■ RECORDED INFORMATION ■

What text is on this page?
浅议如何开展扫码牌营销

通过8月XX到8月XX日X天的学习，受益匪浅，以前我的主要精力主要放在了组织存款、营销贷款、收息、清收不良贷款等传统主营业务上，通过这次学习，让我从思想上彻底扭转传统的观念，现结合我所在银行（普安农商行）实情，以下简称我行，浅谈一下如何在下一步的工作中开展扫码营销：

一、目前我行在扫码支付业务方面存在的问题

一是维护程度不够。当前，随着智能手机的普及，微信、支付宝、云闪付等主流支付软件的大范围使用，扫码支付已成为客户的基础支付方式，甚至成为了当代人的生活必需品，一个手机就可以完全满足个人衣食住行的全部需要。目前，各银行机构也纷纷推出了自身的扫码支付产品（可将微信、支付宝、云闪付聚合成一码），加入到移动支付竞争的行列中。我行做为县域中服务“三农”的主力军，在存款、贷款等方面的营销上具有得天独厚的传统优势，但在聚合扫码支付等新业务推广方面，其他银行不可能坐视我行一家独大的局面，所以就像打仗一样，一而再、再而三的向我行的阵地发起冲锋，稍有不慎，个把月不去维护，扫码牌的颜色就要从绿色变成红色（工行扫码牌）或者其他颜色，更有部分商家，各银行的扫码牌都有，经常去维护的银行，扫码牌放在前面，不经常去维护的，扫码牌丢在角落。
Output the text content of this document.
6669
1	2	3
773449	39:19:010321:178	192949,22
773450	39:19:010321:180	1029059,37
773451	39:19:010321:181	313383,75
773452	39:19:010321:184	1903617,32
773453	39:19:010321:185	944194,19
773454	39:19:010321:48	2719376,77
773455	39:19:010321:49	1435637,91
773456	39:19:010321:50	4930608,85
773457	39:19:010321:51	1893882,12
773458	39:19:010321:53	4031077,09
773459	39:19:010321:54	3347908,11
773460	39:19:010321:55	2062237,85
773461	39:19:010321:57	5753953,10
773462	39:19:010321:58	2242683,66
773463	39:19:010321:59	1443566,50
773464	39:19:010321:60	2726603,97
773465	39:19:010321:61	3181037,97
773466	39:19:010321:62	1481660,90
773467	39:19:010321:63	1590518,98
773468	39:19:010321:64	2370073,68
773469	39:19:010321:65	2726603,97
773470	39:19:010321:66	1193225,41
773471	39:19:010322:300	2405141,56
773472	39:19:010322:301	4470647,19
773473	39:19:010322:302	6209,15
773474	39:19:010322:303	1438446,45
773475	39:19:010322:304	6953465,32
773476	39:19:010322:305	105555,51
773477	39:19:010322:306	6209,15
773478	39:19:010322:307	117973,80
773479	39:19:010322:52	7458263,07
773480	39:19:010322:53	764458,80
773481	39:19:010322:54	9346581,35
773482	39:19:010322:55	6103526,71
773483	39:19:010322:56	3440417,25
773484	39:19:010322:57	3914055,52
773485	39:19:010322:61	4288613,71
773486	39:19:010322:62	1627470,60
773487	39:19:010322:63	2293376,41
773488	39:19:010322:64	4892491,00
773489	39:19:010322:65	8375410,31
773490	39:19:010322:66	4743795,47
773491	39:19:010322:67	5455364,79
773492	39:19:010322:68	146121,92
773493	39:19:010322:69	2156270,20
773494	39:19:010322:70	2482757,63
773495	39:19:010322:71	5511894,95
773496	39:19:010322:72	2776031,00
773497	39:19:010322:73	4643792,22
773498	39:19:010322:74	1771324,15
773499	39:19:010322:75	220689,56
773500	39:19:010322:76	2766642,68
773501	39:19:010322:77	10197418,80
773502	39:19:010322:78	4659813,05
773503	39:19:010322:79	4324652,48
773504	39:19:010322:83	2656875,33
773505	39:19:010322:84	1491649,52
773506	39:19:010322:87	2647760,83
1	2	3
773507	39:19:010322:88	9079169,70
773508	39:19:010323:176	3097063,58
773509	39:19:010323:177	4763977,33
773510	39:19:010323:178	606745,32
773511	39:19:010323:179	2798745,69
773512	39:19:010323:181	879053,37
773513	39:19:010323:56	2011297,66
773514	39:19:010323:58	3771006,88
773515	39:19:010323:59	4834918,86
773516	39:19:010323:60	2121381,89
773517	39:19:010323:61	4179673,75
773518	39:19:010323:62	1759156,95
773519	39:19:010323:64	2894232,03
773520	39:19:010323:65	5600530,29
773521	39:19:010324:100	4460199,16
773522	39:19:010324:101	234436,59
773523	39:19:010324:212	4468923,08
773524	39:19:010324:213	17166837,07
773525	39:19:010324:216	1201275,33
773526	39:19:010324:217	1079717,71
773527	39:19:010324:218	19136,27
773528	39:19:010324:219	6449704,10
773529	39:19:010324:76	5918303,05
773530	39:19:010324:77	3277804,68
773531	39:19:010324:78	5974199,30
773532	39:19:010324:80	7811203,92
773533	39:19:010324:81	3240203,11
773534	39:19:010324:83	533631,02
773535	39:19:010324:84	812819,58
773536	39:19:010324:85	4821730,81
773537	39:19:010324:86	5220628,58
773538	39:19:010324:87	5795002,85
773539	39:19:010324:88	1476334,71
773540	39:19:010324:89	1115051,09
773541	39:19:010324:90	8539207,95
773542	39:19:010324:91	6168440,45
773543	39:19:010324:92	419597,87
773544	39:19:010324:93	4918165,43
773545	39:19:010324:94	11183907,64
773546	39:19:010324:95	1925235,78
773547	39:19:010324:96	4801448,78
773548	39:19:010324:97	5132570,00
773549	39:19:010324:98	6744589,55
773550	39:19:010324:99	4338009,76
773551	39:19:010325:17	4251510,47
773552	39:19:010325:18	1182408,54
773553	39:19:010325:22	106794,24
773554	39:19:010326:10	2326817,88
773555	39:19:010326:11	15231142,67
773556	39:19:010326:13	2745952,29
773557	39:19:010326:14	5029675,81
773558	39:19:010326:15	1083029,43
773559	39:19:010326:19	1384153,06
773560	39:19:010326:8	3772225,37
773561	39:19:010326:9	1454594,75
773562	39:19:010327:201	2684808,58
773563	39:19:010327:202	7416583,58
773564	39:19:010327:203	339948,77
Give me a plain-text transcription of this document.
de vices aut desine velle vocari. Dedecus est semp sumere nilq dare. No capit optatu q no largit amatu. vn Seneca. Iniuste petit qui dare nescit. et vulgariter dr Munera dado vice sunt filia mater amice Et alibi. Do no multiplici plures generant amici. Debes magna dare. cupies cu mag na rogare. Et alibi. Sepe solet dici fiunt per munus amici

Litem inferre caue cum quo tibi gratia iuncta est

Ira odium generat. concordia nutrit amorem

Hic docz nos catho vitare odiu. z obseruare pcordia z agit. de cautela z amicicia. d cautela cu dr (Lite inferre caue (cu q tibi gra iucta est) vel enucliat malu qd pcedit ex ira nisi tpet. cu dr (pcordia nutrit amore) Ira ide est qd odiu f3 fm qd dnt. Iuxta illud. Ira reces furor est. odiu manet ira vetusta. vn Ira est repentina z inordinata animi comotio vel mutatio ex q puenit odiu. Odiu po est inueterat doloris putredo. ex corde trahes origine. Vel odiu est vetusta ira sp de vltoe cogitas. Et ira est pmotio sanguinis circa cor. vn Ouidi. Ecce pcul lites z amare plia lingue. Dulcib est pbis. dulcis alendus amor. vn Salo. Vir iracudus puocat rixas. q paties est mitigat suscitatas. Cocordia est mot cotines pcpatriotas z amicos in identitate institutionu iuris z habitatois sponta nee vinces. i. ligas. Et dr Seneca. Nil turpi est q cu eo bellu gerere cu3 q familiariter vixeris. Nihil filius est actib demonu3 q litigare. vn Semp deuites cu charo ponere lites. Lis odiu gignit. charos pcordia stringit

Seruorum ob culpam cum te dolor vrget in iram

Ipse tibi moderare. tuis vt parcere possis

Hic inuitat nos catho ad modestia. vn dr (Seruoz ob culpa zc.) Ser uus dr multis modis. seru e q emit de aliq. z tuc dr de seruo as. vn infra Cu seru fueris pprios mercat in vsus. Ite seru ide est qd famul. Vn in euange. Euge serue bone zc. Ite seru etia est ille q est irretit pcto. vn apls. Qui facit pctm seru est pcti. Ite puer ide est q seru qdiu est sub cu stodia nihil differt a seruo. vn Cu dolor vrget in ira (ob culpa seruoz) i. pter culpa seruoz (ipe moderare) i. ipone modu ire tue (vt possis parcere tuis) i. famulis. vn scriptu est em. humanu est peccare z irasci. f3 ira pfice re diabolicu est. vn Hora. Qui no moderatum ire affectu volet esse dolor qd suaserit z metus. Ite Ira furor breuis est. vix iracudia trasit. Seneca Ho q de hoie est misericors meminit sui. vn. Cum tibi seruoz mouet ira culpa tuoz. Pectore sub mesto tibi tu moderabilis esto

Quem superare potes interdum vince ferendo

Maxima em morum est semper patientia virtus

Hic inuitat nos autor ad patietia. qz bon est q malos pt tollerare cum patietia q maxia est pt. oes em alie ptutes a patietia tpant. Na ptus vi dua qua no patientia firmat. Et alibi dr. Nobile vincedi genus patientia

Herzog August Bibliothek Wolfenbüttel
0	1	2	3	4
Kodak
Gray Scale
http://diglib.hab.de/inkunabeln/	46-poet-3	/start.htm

■ GOAL OF THE EXERCISE ■
Scan the listing above. Collect all lines with the word "patientia".

■ CORRECT ANSWER ■
Maxima em morum est semper patientia virtus
Hic inuitat nos autor ad patietia. qz bon est q malos pt tollerare cum patietia q maxia est pt. oes em alie ptutes a patietia tpant. Na ptus vi dua qua no patientia firmat. Et alibi dr. Nobile vincedi genus patientia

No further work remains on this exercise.